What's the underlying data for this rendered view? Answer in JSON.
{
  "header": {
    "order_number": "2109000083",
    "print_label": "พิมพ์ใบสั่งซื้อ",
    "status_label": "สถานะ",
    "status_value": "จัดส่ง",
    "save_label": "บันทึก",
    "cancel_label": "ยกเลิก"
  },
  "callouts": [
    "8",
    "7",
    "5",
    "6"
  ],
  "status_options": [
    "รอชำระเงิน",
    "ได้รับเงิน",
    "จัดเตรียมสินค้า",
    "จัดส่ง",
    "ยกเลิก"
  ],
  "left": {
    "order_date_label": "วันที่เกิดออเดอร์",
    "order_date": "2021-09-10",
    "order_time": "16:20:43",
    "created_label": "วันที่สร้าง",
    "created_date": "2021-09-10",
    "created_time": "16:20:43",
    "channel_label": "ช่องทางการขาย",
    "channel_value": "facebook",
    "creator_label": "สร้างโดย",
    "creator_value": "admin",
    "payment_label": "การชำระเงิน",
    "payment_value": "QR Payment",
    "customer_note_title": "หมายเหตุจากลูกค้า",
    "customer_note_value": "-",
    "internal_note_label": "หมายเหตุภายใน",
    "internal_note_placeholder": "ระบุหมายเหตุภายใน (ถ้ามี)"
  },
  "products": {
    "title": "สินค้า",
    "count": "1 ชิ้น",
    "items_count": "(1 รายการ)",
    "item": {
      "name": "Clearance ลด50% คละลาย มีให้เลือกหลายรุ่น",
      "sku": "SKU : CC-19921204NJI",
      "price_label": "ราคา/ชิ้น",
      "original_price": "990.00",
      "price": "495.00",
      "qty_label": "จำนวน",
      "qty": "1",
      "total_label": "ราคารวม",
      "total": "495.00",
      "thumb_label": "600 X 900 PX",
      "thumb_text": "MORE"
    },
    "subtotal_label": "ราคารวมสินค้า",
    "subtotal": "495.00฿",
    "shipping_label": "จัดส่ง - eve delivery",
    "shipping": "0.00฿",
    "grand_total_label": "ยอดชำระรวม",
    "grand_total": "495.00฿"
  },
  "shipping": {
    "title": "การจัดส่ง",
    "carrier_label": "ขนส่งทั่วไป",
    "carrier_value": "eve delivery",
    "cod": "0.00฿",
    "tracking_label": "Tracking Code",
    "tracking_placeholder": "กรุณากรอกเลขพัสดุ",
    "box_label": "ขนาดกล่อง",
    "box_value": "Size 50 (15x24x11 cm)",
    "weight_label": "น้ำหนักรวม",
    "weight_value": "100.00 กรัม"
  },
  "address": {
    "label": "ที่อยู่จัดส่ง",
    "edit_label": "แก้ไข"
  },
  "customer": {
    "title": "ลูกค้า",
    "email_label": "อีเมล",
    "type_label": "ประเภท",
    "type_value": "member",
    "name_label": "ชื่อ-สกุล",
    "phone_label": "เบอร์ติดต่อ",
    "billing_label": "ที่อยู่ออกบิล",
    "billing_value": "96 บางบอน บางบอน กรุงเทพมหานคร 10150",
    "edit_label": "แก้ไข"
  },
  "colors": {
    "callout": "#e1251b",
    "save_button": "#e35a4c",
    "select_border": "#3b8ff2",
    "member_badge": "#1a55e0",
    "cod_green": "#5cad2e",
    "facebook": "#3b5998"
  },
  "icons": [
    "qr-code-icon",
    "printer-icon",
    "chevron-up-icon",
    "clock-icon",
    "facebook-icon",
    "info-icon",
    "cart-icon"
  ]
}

SET PROBLEM
Return all of the above records exactly, leaving no line out.

ANSWER FOR THIS EXERCISE
What's the underlying data for this rendered view? Answer in JSON.
{
  "header": {
    "order_number": "2109000083",
    "print_label": "พิมพ์ใบสั่งซื้อ",
    "status_label": "สถานะ",
    "status_value": "จัดส่ง",
    "save_label": "บันทึก",
    "cancel_label": "ยกเลิก"
  },
  "callouts": [
    "8",
    "7",
    "5",
    "6"
  ],
  "status_options": [
    "รอชำระเงิน",
    "ได้รับเงิน",
    "จัดเตรียมสินค้า",
    "จัดส่ง",
    "ยกเลิก"
  ],
  "left": {
    "order_date_label": "วันที่เกิดออเดอร์",
    "order_date": "2021-09-10",
    "order_time": "16:20:43",
    "created_label": "วันที่สร้าง",
    "created_date": "2021-09-10",
    "created_time": "16:20:43",
    "channel_label": "ช่องทางการขาย",
    "channel_value": "facebook",
    "creator_label": "สร้างโดย",
    "creator_value": "admin",
    "payment_label": "การชำระเงิน",
    "payment_value": "QR Payment",
    "customer_note_title": "หมายเหตุจากลูกค้า",
    "customer_note_value": "-",
    "internal_note_label": "หมายเหตุภายใน",
    "internal_note_placeholder": "ระบุหมายเหตุภายใน (ถ้ามี)"
  },
  "products": {
    "title": "สินค้า",
    "count": "1 ชิ้น",
    "items_count": "(1 รายการ)",
    "item": {
      "name": "Clearance ลด50% คละลาย มีให้เลือกหลายรุ่น",
      "sku": "SKU : CC-19921204NJI",
      "price_label": "ราคา/ชิ้น",
      "original_price": "990.00",
      "price": "495.00",
      "qty_label": "จำนวน",
      "qty": "1",
      "total_label": "ราคารวม",
      "total": "495.00",
      "thumb_label": "600 X 900 PX",
      "thumb_text": "MORE"
    },
    "subtotal_label": "ราคารวมสินค้า",
    "subtotal": "495.00฿",
    "shipping_label": "จัดส่ง - eve delivery",
    "shipping": "0.00฿",
    "grand_total_label": "ยอดชำระรวม",
    "grand_total": "495.00฿"
  },
  "shipping": {
    "title": "การจัดส่ง",
    "carrier_label": "ขนส่งทั่วไป",
    "carrier_value": "eve delivery",
    "cod": "0.00฿",
    "tracking_label": "Tracking Code",
    "tracking_placeholder": "กรุณากรอกเลขพัสดุ",
    "box_label": "ขนาดกล่อง",
    "box_value": "Size 50 (15x24x11 cm)",
    "weight_label": "น้ำหนักรวม",
    "weight_value": "100.00 กรัม"
  },
  "address": {
    "label": "ที่อยู่จัดส่ง",
    "edit_label": "แก้ไข"
  },
  "customer": {
    "title": "ลูกค้า",
    "email_label": "อีเมล",
    "type_label": "ประเภท",
    "type_value": "member",
    "name_label": "ชื่อ-สกุล",
    "phone_label": "เบอร์ติดต่อ",
    "billing_label": "ที่อยู่ออกบิล",
    "billing_value": "96 บางบอน บางบอน กรุงเทพมหานคร 10150",
    "edit_label": "แก้ไข"
  },
  "colors": {
    "callout": "#e1251b",
    "save_button": "#e35a4c",
    "select_border": "#3b8ff2",
    "member_badge": "#1a55e0",
    "cod_green": "#5cad2e",
    "facebook": "#3b5998"
  },
  "icons": [
    "qr-code-icon",
    "printer-icon",
    "chevron-up-icon",
    "clock-icon",
    "facebook-icon",
    "info-icon",
    "cart-icon"
  ]
}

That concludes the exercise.